* _Description of the task_: In the forum post about trimming down an XML file, which two fields does the writer want to keep?

0

I have a pretty long piece of XML that I want to parse. I want to remove everything except for the subclass-code and city. So that I am left with something like the example below.

EXAMPLE

TEST SUBCLASS|MIAMI

CODE

<?xml version="1.0" standalone="no"?>  
<web-export>  
<run-date>06/01/2010  
<pub-code>TEST  
<ad-type>TEST  
<cat-code>Real Estate</cat-code>  
<class-code>TEST</class-code>  
<subclass-code>TEST SUBCLASS</subclass-code>  
<placement-description></placement-description>  
<position-description>Town House</position-description>  
<subclass3-code></subclass3-code>  
<subclass4-code></subclass4-code>  
<ad-number>0000284708-01</ad-number>  
<start-date>05/28/2010</start-date>  
<end-date>06/09/2010</end-date>  
<line-count>6</line-count>  
<run-count>13</run-count>  
<customer-type>Private Party</customer-type>  
<account-number>100099237</account-number>  
<account-name>DOE, JOHN</account-name>  
<addr-1>207 CLARENCE STREET</addr-1>  
<addr-2> </addr-2>  
<city>MIAMI</city>  
<state>FL</state>  
<postal-code>02910</postal-code>  
<country>USA</country>  
<phone-number>4014612880</phone-number>  
<fax-number></fax-number>  
<url-addr> </url-addr>  
<email-addr>[email protected]</email-addr>  
<pay-flag>N</pay-flag>  
<ad-description>DEANESTATES2BEDS2BATHSAPPLIANCED</ad-description>  
<order-source>Import</order-source>  
<order-status>Live</order-status>  
<payor-acct>100099237</payor-acct>  
<agency-flag>N</agency-flag>  
<rate-note></rate-note>  
<ad-content> MIAMI&#47;Dean Estates&#58; 2 
beds&#44; 2 baths&#46; Applianced&#46; Central air&#46; Carpets&#46; Laundry&#46; 2 decks&#46; Pool&#46; Parking&#46; Close to everything&#46;No smoking&#46; No utilities&#46; &#36;1275 mo&#46; 401&#45;578&#45;1501&#46;  </ad-content>  
</ad-type>  
</pub-code>  
</run-date>  
</web-export>  

PERL

So what I want to do is open an existing file read the contents then use regular expressions to eliminate the unnecessary XML tags.

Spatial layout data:
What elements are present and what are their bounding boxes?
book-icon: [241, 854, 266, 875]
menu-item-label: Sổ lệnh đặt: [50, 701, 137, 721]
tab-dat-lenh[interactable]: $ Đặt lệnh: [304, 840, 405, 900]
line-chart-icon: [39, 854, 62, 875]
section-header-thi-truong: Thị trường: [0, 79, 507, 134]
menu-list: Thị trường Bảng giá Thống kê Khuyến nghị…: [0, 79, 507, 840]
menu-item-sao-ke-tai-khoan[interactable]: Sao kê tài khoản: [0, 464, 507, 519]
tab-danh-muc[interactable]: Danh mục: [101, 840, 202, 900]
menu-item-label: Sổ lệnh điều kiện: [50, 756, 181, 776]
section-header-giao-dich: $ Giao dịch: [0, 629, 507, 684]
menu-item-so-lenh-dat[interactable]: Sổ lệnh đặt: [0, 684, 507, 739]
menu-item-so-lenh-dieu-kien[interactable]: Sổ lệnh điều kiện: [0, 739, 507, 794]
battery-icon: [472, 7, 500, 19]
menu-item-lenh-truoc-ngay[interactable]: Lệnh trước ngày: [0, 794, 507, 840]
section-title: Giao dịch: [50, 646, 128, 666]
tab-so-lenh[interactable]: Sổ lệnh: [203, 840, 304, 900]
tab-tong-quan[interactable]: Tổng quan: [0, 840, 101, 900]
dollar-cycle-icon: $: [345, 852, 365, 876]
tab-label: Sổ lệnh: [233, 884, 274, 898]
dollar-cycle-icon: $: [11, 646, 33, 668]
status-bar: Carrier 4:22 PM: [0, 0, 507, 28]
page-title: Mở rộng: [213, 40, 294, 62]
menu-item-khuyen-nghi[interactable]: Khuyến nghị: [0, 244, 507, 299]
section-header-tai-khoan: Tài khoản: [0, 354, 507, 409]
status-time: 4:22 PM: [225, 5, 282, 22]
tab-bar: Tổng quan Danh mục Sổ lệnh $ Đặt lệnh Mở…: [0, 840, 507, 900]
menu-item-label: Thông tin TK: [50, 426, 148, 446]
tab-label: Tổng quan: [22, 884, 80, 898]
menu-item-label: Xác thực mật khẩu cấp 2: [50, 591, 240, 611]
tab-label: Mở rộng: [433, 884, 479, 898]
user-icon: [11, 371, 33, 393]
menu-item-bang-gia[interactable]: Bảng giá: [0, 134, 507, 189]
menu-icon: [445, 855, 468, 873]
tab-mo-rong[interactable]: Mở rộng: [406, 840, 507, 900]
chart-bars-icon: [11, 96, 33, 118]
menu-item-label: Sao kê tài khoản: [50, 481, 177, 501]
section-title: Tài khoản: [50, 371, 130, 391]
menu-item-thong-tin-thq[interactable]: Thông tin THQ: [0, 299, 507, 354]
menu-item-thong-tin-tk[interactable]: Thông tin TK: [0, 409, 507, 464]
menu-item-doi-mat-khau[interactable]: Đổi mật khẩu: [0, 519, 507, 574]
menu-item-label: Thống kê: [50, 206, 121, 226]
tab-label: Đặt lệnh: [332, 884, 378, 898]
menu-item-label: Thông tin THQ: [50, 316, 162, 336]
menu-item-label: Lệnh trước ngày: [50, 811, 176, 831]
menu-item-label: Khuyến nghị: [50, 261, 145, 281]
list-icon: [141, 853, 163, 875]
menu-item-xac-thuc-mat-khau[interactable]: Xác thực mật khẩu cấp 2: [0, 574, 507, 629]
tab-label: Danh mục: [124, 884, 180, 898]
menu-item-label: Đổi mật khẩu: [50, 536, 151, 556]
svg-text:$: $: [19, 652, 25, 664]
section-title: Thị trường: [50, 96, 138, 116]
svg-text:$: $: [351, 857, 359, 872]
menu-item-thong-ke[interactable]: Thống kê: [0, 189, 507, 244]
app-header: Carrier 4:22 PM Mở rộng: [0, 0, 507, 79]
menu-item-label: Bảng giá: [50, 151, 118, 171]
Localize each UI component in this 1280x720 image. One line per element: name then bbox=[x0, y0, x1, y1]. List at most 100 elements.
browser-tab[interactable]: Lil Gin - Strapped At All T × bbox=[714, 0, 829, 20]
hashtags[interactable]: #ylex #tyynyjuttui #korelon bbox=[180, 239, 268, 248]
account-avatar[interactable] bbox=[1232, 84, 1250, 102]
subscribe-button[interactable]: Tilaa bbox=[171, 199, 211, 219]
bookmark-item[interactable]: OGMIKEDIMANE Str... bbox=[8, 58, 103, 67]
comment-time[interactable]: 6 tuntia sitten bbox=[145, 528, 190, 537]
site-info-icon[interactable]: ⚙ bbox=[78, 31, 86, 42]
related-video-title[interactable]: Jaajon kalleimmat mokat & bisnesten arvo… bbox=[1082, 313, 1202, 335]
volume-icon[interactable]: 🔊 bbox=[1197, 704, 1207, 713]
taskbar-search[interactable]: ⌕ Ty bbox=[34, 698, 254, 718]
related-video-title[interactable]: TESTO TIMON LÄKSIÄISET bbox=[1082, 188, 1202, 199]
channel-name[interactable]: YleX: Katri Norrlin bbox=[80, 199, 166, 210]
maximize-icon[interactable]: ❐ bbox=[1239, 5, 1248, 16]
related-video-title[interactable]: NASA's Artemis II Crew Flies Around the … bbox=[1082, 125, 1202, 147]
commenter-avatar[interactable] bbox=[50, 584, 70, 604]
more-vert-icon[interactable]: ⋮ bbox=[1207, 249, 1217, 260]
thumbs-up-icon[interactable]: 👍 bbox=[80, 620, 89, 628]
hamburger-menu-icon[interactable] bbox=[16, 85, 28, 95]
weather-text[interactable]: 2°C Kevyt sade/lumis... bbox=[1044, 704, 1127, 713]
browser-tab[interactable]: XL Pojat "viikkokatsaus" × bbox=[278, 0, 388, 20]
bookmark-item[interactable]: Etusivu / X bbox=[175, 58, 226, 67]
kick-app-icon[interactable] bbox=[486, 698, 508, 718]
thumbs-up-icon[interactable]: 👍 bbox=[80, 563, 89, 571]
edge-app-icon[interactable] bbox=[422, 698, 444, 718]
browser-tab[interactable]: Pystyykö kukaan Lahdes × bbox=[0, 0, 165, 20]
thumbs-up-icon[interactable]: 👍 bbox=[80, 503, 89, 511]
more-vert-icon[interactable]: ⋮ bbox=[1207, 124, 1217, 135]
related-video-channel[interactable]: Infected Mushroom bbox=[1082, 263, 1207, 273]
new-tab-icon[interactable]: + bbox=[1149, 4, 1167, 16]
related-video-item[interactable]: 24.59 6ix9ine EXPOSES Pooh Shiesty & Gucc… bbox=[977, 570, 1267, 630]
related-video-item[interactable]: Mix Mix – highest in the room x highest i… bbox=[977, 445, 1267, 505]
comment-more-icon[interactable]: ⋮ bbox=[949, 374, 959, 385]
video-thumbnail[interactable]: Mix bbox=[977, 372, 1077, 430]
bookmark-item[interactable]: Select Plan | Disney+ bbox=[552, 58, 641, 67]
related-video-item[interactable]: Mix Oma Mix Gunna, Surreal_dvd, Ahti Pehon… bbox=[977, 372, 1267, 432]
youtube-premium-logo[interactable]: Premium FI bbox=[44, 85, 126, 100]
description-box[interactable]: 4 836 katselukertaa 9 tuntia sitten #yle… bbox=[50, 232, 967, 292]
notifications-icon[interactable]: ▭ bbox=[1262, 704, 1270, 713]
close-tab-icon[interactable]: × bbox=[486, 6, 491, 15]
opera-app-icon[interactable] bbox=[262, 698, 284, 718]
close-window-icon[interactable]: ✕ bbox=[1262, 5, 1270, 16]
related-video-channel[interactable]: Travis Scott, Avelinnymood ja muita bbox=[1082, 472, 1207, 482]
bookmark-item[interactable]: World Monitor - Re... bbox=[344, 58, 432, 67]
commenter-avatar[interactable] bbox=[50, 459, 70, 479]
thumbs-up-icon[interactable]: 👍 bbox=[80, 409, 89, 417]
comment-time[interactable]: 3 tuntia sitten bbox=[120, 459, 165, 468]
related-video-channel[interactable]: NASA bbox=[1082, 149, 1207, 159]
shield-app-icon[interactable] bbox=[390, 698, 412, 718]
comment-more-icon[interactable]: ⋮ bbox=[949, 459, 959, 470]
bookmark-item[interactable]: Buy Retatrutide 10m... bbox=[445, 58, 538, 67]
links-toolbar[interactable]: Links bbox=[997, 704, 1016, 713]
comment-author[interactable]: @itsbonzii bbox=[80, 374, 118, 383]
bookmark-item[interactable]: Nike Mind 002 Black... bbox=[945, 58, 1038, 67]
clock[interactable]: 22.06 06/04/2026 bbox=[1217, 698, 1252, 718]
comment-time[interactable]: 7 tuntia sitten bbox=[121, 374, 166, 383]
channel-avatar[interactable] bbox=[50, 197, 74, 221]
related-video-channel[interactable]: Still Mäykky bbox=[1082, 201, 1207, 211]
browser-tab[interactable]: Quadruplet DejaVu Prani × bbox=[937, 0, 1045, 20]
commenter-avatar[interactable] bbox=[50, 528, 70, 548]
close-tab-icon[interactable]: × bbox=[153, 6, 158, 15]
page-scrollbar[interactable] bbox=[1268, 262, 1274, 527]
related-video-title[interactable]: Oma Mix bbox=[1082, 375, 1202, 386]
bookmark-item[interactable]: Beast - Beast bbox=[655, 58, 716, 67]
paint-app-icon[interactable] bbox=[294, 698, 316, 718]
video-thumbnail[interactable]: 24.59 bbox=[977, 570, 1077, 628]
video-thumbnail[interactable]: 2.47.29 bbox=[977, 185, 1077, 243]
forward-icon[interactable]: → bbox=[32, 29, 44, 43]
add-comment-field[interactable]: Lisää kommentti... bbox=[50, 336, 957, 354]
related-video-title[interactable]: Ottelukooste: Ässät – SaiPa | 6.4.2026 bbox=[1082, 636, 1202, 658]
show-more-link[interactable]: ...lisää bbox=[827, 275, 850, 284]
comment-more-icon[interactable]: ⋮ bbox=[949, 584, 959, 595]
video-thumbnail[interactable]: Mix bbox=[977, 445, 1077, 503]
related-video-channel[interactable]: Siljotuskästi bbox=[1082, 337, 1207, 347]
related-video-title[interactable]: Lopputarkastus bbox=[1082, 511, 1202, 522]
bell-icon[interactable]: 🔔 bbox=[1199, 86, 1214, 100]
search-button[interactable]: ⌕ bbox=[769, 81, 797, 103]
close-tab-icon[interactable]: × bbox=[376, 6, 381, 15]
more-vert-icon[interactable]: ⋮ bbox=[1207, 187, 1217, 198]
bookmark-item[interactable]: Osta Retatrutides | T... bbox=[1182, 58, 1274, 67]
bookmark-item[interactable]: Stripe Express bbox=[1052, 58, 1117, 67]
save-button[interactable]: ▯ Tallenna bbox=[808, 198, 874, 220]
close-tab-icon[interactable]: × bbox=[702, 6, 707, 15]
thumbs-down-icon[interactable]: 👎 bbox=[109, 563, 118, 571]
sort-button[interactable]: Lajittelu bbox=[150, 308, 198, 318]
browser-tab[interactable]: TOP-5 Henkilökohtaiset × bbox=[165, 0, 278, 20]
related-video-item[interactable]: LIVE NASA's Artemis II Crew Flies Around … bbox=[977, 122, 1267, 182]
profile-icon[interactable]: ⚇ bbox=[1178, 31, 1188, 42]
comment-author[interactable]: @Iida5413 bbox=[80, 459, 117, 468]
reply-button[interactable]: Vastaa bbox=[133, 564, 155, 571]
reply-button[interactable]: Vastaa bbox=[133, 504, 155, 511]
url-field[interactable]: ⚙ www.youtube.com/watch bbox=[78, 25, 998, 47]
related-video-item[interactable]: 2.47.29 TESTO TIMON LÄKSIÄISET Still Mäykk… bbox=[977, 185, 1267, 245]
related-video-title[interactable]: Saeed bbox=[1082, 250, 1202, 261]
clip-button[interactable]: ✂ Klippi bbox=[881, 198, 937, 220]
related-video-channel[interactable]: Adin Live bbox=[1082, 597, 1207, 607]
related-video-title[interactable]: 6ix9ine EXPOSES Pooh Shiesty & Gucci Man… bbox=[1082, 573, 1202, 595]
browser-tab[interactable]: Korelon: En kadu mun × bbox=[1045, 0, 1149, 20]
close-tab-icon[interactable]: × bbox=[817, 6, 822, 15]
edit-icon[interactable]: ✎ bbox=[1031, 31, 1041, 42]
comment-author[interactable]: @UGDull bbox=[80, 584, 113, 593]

* _Correct response_: The subclass-code and the city.